* _Your instructions_: Pull out each line of the records holding the string "termogénesis".

Dataset entries:
<<<<

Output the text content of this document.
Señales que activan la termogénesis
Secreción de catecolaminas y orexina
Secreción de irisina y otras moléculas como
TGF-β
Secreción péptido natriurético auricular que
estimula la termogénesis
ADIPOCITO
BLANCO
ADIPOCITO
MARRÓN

>>>>
<<<<

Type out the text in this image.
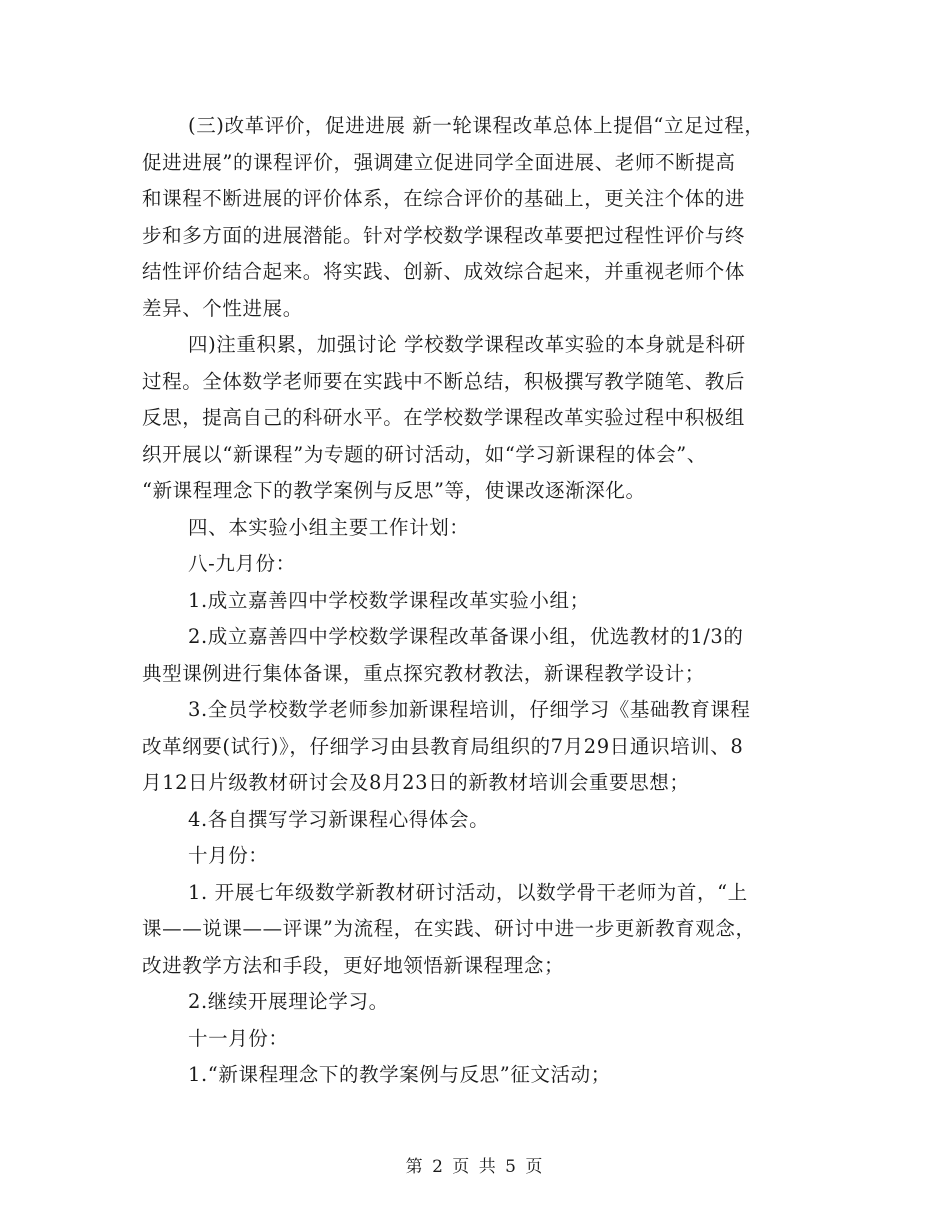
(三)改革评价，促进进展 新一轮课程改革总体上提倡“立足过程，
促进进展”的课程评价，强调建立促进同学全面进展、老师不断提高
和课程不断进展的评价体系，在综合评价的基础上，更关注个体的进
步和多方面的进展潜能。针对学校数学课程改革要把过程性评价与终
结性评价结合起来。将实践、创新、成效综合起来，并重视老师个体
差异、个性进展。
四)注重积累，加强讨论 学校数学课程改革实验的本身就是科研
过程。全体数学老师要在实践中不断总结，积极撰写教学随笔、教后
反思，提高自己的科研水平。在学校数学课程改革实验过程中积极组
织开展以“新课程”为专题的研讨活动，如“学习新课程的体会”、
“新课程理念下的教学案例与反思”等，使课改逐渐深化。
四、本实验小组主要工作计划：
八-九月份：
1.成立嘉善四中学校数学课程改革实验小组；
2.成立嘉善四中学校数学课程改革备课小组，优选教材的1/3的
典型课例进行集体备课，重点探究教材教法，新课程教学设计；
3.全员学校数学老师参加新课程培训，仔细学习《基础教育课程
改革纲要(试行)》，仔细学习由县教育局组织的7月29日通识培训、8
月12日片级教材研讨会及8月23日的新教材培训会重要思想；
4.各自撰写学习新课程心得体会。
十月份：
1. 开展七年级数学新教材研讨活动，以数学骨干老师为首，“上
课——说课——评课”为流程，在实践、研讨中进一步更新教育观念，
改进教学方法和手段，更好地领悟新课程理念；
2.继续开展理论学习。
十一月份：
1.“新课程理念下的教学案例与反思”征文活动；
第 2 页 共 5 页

>>>>

* _The response_:
Señales que activan la termogénesis
estimula la termogénesis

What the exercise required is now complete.